◆ TASK PROMPT: Return all lines in the material below that contain "EURUSD".

** BEGIN SOURCE MATERIAL **

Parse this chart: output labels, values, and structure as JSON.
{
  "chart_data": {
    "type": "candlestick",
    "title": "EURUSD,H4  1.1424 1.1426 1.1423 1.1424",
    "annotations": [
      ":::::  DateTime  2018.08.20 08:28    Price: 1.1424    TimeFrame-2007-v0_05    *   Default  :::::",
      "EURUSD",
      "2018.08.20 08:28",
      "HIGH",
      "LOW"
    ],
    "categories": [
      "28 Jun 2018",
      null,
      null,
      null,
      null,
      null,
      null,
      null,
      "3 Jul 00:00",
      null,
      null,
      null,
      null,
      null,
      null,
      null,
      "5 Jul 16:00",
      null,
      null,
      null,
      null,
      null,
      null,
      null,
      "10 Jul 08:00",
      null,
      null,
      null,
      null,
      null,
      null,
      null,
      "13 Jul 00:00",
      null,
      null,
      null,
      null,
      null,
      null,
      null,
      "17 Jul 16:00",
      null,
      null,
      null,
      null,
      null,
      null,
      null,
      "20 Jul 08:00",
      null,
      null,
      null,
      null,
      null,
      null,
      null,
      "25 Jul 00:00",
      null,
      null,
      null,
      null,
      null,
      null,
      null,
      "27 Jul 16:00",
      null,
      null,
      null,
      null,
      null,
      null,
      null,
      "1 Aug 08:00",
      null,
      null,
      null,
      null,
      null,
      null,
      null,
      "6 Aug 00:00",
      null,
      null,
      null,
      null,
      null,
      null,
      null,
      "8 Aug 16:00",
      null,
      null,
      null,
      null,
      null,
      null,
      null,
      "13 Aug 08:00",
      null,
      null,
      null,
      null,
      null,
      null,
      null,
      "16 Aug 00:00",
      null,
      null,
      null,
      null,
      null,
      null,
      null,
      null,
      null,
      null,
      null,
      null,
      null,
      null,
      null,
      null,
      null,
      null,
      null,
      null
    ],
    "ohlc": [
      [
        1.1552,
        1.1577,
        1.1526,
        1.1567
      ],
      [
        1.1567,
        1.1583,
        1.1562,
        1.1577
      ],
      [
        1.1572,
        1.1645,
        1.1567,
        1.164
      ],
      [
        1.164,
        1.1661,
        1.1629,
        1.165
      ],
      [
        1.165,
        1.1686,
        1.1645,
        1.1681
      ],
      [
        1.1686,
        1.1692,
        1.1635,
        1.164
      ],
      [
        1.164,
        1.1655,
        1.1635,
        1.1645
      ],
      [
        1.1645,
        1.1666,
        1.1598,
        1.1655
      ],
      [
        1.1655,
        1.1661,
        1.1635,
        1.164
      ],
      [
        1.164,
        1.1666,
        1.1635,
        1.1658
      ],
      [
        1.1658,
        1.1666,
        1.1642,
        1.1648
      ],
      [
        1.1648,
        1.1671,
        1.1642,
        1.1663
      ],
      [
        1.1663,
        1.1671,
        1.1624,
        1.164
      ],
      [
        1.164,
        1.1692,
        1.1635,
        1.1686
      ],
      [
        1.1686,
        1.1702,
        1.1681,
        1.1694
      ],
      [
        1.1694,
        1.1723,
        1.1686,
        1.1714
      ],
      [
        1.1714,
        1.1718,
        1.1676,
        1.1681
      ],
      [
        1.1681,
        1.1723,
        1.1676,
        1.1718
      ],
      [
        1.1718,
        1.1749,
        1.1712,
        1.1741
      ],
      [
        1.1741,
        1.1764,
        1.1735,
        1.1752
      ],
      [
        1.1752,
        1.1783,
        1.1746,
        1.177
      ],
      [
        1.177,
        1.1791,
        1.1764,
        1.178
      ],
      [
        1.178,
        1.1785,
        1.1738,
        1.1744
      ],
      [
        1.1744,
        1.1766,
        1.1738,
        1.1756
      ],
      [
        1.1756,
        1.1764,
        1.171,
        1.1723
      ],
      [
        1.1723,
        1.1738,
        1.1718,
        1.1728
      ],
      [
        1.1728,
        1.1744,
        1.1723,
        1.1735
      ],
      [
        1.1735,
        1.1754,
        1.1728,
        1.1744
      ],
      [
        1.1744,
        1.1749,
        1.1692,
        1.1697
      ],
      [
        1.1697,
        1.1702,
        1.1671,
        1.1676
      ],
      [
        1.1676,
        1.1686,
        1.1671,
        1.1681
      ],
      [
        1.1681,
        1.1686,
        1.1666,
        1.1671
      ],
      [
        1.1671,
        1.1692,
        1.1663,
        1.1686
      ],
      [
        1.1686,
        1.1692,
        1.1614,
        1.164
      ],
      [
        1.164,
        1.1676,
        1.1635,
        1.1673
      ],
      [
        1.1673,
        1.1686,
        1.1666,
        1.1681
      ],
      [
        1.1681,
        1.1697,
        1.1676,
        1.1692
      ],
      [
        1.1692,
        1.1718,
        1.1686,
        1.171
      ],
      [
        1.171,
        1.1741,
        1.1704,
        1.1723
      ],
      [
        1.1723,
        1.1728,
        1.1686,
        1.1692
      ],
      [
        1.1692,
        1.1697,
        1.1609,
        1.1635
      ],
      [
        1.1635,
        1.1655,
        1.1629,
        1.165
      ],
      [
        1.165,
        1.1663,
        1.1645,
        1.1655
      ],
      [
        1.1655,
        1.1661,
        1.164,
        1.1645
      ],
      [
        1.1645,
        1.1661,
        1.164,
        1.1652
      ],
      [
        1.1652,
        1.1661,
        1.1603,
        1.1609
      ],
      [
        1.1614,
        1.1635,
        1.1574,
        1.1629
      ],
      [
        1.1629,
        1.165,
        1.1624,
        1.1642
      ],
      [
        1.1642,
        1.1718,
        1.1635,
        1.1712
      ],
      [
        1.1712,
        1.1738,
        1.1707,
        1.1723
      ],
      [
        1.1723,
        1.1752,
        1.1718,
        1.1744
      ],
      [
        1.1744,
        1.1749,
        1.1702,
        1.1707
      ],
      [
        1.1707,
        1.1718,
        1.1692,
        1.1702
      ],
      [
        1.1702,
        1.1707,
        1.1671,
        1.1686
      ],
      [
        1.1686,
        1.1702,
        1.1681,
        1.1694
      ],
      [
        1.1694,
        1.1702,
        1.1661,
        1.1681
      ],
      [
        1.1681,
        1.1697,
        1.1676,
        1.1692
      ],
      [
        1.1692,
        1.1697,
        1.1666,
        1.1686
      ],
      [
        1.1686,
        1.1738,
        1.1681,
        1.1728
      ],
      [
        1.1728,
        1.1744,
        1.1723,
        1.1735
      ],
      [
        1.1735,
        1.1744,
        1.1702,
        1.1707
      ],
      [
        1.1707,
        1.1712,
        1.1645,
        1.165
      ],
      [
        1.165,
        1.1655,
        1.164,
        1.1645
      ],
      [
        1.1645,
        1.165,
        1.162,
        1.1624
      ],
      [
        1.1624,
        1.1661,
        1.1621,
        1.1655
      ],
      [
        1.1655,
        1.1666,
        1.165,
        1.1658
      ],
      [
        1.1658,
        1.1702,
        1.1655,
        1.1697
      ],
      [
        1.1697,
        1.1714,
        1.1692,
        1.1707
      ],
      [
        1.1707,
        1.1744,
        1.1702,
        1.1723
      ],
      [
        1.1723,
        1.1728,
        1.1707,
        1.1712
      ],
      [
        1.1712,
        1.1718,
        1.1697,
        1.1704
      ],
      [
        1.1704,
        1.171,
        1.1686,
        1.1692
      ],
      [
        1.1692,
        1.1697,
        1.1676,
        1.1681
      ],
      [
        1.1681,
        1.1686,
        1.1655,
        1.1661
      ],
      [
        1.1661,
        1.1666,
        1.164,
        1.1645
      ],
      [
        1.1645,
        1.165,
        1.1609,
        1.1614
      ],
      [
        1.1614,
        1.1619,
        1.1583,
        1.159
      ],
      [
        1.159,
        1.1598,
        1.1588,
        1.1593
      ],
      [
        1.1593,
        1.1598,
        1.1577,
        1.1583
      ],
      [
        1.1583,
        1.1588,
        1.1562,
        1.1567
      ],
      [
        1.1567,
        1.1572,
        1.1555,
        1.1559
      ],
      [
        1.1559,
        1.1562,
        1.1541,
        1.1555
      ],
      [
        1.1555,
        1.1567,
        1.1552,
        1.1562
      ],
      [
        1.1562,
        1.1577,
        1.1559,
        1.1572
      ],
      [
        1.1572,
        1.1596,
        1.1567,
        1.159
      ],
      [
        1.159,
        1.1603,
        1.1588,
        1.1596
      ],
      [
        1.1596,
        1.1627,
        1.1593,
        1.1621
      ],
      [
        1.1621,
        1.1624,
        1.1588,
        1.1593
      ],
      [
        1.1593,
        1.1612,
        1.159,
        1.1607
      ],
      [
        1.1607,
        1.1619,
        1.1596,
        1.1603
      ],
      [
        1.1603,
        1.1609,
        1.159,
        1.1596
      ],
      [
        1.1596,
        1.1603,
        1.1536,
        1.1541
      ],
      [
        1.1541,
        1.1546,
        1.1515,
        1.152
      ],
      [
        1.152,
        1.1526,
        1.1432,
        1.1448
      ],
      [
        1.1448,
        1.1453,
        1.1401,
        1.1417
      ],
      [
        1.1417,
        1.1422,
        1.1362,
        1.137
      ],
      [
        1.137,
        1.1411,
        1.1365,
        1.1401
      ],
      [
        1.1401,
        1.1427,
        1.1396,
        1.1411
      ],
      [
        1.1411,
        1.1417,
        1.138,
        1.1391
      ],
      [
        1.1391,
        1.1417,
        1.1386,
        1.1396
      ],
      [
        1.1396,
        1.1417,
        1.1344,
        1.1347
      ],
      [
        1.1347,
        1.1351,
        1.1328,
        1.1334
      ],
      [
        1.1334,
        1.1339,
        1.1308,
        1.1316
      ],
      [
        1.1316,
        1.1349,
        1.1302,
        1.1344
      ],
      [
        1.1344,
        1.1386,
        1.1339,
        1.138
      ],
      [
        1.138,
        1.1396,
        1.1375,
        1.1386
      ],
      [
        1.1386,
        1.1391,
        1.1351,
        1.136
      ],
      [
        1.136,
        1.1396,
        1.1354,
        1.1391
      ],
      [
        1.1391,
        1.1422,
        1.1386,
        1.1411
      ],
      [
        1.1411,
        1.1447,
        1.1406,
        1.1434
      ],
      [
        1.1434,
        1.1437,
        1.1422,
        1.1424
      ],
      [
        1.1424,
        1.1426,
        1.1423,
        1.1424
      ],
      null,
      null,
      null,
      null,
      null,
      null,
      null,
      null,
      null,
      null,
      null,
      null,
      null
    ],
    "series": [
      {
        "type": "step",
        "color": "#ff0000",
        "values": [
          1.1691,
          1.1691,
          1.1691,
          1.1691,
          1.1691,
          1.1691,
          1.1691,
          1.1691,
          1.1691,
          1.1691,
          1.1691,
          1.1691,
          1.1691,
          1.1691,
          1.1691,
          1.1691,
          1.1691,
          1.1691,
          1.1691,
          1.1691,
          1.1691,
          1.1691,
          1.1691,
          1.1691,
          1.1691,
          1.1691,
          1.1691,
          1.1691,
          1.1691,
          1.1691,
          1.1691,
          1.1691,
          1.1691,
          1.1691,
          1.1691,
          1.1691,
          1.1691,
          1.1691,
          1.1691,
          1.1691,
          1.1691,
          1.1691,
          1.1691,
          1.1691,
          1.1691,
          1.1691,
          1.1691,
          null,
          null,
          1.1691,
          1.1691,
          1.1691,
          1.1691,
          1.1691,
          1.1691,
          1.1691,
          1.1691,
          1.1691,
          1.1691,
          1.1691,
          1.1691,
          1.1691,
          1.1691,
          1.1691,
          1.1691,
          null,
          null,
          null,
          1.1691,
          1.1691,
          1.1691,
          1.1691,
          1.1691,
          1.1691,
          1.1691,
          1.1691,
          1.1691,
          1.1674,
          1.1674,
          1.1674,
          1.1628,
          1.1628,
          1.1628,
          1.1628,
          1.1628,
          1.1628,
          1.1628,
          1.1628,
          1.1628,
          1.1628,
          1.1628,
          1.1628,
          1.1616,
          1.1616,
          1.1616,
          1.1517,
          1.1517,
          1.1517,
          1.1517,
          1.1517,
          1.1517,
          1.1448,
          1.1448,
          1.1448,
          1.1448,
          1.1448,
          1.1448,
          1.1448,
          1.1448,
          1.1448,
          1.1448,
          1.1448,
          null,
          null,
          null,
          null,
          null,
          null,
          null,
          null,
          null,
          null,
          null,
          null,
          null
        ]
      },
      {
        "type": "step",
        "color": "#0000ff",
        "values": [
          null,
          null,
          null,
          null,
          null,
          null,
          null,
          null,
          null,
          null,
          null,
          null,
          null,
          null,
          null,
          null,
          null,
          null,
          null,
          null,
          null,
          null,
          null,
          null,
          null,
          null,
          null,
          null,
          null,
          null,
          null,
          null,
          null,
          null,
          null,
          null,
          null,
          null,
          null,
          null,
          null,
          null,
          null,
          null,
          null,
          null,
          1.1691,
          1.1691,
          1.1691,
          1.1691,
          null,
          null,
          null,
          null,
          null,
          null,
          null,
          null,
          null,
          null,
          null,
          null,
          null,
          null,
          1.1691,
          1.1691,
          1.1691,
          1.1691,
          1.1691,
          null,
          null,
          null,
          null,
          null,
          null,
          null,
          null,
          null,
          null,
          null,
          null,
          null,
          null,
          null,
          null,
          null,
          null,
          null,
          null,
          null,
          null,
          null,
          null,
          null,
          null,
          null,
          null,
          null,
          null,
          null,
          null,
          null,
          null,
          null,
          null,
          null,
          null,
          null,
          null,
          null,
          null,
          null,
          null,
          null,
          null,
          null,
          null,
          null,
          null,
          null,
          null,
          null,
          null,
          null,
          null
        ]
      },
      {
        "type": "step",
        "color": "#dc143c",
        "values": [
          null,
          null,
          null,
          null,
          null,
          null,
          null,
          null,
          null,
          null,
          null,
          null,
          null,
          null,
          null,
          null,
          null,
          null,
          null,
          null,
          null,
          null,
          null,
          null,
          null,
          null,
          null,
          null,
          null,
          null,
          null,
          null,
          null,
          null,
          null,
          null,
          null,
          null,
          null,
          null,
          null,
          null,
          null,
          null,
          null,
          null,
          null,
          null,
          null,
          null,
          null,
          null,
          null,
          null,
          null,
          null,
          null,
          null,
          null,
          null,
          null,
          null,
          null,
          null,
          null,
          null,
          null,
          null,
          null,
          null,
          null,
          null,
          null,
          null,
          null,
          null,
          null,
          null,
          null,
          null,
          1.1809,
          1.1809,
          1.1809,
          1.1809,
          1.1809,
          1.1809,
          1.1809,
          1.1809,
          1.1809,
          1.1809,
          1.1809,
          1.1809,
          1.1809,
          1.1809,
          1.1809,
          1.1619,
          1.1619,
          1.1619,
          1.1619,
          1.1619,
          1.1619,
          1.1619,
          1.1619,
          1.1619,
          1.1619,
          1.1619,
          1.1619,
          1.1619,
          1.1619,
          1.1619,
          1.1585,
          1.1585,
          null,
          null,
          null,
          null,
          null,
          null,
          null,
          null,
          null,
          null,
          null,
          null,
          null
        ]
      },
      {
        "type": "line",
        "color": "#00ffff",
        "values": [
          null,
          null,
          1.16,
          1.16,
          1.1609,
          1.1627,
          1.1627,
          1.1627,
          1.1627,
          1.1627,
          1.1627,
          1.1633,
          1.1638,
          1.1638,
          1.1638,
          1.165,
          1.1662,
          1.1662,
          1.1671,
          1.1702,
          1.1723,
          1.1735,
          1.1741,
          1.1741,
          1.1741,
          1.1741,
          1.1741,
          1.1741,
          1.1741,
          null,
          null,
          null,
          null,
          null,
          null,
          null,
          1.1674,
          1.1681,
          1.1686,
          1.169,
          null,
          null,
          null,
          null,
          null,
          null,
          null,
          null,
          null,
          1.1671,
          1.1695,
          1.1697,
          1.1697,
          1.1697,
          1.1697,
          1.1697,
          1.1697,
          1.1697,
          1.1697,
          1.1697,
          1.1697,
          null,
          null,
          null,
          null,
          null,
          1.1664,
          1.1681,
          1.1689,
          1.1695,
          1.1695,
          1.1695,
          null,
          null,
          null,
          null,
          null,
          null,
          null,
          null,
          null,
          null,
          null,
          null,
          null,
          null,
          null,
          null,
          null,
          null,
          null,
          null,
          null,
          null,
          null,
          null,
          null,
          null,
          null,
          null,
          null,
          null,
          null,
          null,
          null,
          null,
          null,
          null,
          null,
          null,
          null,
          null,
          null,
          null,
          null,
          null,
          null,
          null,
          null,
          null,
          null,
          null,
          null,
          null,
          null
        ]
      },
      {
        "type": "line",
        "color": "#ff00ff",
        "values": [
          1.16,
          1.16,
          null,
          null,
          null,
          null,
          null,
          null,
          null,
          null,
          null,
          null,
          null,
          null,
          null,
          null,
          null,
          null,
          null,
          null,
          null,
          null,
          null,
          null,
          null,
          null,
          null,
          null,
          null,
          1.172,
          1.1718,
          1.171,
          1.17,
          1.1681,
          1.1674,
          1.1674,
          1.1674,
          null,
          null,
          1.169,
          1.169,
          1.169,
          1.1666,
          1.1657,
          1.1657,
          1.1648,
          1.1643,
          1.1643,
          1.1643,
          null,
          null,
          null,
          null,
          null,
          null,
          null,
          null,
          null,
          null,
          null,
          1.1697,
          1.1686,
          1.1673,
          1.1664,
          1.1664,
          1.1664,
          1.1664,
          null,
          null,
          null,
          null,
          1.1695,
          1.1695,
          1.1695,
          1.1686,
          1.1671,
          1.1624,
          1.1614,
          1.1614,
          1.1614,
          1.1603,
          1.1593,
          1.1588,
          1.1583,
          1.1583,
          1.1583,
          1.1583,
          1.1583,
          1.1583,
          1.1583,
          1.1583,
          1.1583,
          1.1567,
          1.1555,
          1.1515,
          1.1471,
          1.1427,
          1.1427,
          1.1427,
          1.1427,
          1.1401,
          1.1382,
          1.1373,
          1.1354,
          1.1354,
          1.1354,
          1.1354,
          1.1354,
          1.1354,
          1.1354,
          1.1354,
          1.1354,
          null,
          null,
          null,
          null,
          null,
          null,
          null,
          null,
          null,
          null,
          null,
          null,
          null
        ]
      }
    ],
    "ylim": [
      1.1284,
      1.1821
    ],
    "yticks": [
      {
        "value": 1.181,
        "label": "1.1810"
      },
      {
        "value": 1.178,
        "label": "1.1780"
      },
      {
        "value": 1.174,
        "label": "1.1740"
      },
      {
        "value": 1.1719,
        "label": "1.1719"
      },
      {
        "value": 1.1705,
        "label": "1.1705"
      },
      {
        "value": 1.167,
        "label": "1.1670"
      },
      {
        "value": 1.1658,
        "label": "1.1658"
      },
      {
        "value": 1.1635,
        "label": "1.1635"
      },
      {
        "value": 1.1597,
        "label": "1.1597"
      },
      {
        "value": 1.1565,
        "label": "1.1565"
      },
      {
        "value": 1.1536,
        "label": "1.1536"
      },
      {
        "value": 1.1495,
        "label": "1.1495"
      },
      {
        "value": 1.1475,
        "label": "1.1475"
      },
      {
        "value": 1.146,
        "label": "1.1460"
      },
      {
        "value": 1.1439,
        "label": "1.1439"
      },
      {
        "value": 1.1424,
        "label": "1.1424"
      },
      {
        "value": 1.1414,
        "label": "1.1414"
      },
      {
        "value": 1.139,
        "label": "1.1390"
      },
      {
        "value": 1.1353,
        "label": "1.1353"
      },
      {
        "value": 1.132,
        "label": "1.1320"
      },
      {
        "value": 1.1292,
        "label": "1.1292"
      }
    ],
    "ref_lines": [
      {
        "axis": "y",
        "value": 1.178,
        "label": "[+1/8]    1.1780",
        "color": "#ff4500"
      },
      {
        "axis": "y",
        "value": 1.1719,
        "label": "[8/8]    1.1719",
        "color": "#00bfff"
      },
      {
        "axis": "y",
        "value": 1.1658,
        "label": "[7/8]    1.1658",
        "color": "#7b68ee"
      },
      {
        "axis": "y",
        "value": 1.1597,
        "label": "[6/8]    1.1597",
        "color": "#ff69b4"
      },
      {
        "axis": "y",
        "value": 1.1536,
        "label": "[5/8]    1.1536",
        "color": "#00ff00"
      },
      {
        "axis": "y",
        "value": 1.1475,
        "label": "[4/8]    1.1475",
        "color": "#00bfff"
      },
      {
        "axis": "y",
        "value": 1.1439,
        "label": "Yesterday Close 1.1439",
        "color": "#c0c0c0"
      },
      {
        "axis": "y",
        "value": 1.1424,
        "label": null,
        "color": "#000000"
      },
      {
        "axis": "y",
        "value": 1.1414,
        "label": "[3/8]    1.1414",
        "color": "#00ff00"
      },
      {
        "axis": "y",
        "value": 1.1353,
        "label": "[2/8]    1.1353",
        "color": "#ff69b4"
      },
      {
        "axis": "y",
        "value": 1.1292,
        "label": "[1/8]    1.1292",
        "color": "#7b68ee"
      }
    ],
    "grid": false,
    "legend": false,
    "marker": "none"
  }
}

** END SOURCE MATERIAL **

◆ RESPONSE TO THIS TASK:
    "title": "EURUSD,H4  1.1424 1.1426 1.1423 1.1424",
      "EURUSD",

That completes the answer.